[Data listing]
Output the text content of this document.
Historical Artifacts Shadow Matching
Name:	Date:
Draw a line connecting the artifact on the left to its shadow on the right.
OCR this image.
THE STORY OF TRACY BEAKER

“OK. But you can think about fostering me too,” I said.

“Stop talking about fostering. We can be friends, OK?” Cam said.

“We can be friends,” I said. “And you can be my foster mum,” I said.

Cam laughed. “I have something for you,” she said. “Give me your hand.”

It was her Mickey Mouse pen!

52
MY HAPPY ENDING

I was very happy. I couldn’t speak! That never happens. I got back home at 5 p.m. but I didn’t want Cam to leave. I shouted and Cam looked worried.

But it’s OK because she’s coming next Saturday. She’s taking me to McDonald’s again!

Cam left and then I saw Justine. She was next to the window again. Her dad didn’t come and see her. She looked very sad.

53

What this task involves:
Review the preceding data and report every line that includes the string "didn".

Problem solution:
I was very happy. I couldn’t speak! That never happens. I got back home at 5 p.m. but I didn’t want Cam to leave. I shouted and Cam looked worried.
Cam left and then I saw Justine. She was next to the window again. Her dad didn’t come and see her. She looked very sad.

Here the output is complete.